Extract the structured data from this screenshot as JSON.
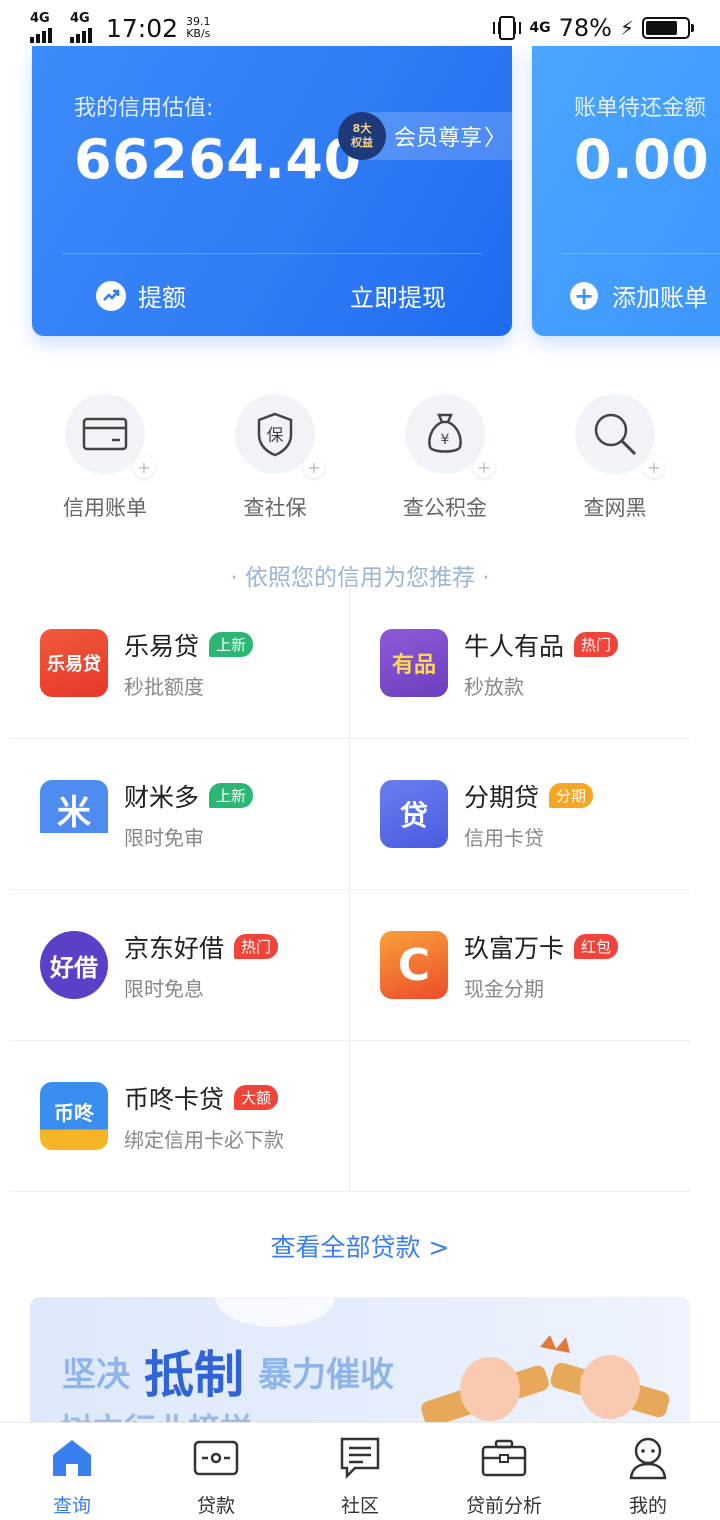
{
  "status_bar": {
    "net1": "4G",
    "net2": "4G",
    "time": "17:02",
    "speed_value": "39.1",
    "speed_unit": "KB/s",
    "net_right": "4G",
    "battery": "78%",
    "battery_level": 0.78
  },
  "credit_card": {
    "label": "我的信用估值:",
    "value": "66264.40",
    "member_badge_line1": "8大",
    "member_badge_line2": "权益",
    "member_text": "会员尊享",
    "raise_label": "提额",
    "withdraw_label": "立即提现"
  },
  "bill_card": {
    "label": "账单待还金额",
    "value": "0.00",
    "add_label": "添加账单"
  },
  "tools": [
    {
      "label": "信用账单",
      "icon": "card-icon"
    },
    {
      "label": "查社保",
      "icon": "shield-icon"
    },
    {
      "label": "查公积金",
      "icon": "money-bag-icon"
    },
    {
      "label": "查网黑",
      "icon": "magnifier-icon"
    }
  ],
  "recommend_title": "· 依照您的信用为您推荐 ·",
  "products": [
    {
      "name": "乐易贷",
      "tag": "上新",
      "tag_color": "#2bb673",
      "sub": "秒批额度",
      "logo_text": "乐易贷",
      "logo_bg": "#ef4a2a"
    },
    {
      "name": "牛人有品",
      "tag": "热门",
      "tag_color": "#f0443a",
      "sub": "秒放款",
      "logo_text": "有品",
      "logo_bg": "#7b4fc9"
    },
    {
      "name": "财米多",
      "tag": "上新",
      "tag_color": "#2bb673",
      "sub": "限时免审",
      "logo_text": "米",
      "logo_bg": "#4a86ea"
    },
    {
      "name": "分期贷",
      "tag": "分期",
      "tag_color": "#f5a623",
      "sub": "信用卡贷",
      "logo_text": "贷",
      "logo_bg": "#5b6ee8"
    },
    {
      "name": "京东好借",
      "tag": "热门",
      "tag_color": "#f0443a",
      "sub": "限时免息",
      "logo_text": "好借",
      "logo_bg": "#5b3fc7"
    },
    {
      "name": "玖富万卡",
      "tag": "红包",
      "tag_color": "#f0443a",
      "sub": "现金分期",
      "logo_text": "C",
      "logo_bg": "#f26b2e"
    },
    {
      "name": "币咚卡贷",
      "tag": "大额",
      "tag_color": "#f0443a",
      "sub": "绑定信用卡必下款",
      "logo_text": "币咚",
      "logo_bg": "#2f80e8"
    }
  ],
  "view_all": "查看全部贷款 >",
  "banner": {
    "light1": "坚决",
    "strong": "抵制",
    "light2": "暴力催收",
    "sub": "树立行业榜样"
  },
  "bottom_nav": [
    {
      "label": "查询",
      "icon": "home-icon",
      "active": true
    },
    {
      "label": "贷款",
      "icon": "loan-icon",
      "active": false
    },
    {
      "label": "社区",
      "icon": "community-icon",
      "active": false
    },
    {
      "label": "贷前分析",
      "icon": "briefcase-icon",
      "active": false
    },
    {
      "label": "我的",
      "icon": "profile-icon",
      "active": false
    }
  ]
}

Directive: Output all of the entries verbatim, leaving out any images.

Task response:
Extract the structured data from this screenshot as JSON.
{
  "status_bar": {
    "net1": "4G",
    "net2": "4G",
    "time": "17:02",
    "speed_value": "39.1",
    "speed_unit": "KB/s",
    "net_right": "4G",
    "battery": "78%",
    "battery_level": 0.78
  },
  "credit_card": {
    "label": "我的信用估值:",
    "value": "66264.40",
    "member_badge_line1": "8大",
    "member_badge_line2": "权益",
    "member_text": "会员尊享",
    "raise_label": "提额",
    "withdraw_label": "立即提现"
  },
  "bill_card": {
    "label": "账单待还金额",
    "value": "0.00",
    "add_label": "添加账单"
  },
  "tools": [
    {
      "label": "信用账单",
      "icon": "card-icon"
    },
    {
      "label": "查社保",
      "icon": "shield-icon"
    },
    {
      "label": "查公积金",
      "icon": "money-bag-icon"
    },
    {
      "label": "查网黑",
      "icon": "magnifier-icon"
    }
  ],
  "recommend_title": "· 依照您的信用为您推荐 ·",
  "products": [
    {
      "name": "乐易贷",
      "tag": "上新",
      "tag_color": "#2bb673",
      "sub": "秒批额度",
      "logo_text": "乐易贷",
      "logo_bg": "#ef4a2a"
    },
    {
      "name": "牛人有品",
      "tag": "热门",
      "tag_color": "#f0443a",
      "sub": "秒放款",
      "logo_text": "有品",
      "logo_bg": "#7b4fc9"
    },
    {
      "name": "财米多",
      "tag": "上新",
      "tag_color": "#2bb673",
      "sub": "限时免审",
      "logo_text": "米",
      "logo_bg": "#4a86ea"
    },
    {
      "name": "分期贷",
      "tag": "分期",
      "tag_color": "#f5a623",
      "sub": "信用卡贷",
      "logo_text": "贷",
      "logo_bg": "#5b6ee8"
    },
    {
      "name": "京东好借",
      "tag": "热门",
      "tag_color": "#f0443a",
      "sub": "限时免息",
      "logo_text": "好借",
      "logo_bg": "#5b3fc7"
    },
    {
      "name": "玖富万卡",
      "tag": "红包",
      "tag_color": "#f0443a",
      "sub": "现金分期",
      "logo_text": "C",
      "logo_bg": "#f26b2e"
    },
    {
      "name": "币咚卡贷",
      "tag": "大额",
      "tag_color": "#f0443a",
      "sub": "绑定信用卡必下款",
      "logo_text": "币咚",
      "logo_bg": "#2f80e8"
    }
  ],
  "view_all": "查看全部贷款 >",
  "banner": {
    "light1": "坚决",
    "strong": "抵制",
    "light2": "暴力催收",
    "sub": "树立行业榜样"
  },
  "bottom_nav": [
    {
      "label": "查询",
      "icon": "home-icon",
      "active": true
    },
    {
      "label": "贷款",
      "icon": "loan-icon",
      "active": false
    },
    {
      "label": "社区",
      "icon": "community-icon",
      "active": false
    },
    {
      "label": "贷前分析",
      "icon": "briefcase-icon",
      "active": false
    },
    {
      "label": "我的",
      "icon": "profile-icon",
      "active": false
    }
  ]
}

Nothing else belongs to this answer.